The task:
Locate each line in the records containing "kiện". Copy it.

-- Begin Data records --

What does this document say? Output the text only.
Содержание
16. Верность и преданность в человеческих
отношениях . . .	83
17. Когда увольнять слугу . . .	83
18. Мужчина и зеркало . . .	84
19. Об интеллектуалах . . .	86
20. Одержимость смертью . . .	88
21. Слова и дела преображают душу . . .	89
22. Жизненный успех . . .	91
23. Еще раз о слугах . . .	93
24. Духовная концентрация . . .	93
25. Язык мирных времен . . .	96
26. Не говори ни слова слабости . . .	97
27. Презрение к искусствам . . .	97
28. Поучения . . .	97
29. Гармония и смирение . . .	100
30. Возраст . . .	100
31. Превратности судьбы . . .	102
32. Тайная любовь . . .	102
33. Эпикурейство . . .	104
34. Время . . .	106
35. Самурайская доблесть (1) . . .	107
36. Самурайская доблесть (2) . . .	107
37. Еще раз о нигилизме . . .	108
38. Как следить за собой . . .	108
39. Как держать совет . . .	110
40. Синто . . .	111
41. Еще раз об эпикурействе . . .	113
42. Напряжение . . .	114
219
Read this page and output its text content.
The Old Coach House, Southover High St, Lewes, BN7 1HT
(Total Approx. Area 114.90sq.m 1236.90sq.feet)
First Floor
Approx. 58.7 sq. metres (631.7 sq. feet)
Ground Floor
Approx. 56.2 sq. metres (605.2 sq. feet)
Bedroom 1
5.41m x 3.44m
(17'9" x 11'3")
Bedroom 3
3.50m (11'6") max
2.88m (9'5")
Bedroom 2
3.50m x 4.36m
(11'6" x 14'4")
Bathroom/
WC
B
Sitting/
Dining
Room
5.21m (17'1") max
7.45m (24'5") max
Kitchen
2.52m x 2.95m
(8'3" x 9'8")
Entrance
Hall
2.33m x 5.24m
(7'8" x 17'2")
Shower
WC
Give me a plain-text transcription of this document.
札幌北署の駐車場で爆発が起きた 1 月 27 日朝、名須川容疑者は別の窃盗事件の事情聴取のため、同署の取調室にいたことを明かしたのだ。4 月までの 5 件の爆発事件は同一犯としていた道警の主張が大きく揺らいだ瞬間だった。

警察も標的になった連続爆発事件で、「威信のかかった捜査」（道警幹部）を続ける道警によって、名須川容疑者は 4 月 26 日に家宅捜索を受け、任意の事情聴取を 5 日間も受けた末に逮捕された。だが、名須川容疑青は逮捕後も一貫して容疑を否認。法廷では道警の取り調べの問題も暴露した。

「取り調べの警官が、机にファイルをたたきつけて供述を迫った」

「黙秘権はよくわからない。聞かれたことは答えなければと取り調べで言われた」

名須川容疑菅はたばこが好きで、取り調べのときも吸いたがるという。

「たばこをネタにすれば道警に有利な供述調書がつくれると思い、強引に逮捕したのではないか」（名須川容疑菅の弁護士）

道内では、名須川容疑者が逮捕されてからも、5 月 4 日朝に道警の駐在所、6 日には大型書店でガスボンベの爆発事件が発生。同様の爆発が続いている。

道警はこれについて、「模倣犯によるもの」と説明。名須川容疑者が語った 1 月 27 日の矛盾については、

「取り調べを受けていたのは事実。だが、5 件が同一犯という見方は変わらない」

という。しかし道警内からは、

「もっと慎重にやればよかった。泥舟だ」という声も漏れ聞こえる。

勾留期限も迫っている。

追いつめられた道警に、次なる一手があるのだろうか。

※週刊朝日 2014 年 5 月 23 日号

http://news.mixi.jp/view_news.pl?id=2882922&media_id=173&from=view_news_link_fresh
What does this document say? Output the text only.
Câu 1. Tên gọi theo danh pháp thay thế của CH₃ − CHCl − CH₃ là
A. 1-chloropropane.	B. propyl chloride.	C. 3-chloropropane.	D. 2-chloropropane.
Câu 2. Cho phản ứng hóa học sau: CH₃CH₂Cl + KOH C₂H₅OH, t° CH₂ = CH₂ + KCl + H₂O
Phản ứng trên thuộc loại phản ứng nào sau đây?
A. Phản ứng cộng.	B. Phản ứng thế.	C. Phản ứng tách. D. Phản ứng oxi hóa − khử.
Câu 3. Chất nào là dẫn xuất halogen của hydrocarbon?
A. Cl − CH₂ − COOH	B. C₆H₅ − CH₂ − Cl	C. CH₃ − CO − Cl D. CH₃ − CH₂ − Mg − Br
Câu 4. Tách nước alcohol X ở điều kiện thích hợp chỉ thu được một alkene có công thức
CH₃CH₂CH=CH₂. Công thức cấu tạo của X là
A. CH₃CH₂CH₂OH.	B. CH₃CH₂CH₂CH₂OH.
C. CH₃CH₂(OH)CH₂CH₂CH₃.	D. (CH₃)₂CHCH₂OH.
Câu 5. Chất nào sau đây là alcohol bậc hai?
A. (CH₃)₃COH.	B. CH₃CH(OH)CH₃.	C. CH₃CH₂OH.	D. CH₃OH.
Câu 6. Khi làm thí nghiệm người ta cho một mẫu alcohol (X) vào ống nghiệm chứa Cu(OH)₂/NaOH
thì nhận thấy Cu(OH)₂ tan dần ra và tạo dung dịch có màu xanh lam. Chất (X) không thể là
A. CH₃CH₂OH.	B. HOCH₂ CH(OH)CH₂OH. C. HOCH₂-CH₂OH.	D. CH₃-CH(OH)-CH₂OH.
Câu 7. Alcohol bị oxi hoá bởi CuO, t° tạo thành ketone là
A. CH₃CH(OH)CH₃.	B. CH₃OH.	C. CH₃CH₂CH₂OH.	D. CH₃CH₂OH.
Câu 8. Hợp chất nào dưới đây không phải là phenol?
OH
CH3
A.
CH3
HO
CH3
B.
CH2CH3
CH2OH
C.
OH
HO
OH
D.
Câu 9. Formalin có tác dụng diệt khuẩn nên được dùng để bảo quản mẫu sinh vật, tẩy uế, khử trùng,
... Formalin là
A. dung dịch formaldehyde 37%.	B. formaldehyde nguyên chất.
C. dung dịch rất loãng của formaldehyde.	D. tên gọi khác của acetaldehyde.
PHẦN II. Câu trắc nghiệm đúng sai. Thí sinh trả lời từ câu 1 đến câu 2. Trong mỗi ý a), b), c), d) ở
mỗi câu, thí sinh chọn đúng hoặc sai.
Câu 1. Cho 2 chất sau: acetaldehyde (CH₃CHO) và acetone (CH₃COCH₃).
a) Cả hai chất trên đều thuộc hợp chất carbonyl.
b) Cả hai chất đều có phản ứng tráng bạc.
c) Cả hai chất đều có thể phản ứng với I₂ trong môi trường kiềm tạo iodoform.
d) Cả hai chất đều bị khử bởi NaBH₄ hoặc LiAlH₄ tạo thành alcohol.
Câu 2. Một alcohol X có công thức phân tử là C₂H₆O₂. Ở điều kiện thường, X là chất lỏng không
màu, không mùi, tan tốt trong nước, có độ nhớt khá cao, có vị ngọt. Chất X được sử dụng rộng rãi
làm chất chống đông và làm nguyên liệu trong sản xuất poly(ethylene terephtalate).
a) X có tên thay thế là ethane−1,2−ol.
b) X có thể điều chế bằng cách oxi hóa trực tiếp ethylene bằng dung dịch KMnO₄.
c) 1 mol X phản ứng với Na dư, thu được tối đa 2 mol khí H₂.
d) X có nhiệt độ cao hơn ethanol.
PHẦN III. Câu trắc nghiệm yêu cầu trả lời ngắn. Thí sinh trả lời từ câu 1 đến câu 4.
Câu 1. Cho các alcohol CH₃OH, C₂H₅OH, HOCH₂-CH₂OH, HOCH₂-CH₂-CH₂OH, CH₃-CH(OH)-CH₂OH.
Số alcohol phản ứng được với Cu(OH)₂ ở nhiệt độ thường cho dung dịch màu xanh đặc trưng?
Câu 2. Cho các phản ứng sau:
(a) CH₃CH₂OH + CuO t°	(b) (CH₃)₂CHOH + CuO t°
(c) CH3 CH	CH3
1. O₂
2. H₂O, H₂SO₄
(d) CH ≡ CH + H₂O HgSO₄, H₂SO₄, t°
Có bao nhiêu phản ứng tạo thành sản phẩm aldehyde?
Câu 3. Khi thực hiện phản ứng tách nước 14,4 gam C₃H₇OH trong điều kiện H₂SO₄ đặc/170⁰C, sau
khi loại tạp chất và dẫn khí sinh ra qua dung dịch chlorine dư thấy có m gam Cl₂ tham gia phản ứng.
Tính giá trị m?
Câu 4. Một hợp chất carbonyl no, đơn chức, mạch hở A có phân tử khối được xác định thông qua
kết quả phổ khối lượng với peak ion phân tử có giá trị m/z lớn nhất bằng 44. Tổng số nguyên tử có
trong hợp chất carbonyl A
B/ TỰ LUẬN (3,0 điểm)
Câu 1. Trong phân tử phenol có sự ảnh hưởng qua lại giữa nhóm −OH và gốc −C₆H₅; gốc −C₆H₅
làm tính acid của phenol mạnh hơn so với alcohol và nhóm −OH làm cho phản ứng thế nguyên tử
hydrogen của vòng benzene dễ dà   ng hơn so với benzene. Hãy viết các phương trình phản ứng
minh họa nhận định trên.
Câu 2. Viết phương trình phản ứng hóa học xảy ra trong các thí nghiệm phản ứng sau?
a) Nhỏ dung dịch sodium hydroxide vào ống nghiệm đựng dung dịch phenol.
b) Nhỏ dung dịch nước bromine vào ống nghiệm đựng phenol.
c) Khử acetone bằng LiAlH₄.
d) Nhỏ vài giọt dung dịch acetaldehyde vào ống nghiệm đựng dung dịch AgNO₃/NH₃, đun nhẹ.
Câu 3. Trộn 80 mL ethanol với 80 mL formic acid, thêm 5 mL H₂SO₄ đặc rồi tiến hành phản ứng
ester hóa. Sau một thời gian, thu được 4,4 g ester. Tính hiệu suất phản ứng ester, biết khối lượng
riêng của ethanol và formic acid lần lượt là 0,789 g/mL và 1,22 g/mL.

-- End Data records --

Answer:
Câu 4. Tách nước alcohol X ở điều kiện thích hợp chỉ thu được một alkene có công thức
Câu 2. Một alcohol X có công thức phân tử là C₂H₆O₂. Ở điều kiện thường, X là chất lỏng không
Câu 3. Khi thực hiện phản ứng tách nước 14,4 gam C₃H₇OH trong điều kiện H₂SO₄ đặc/170⁰C, sau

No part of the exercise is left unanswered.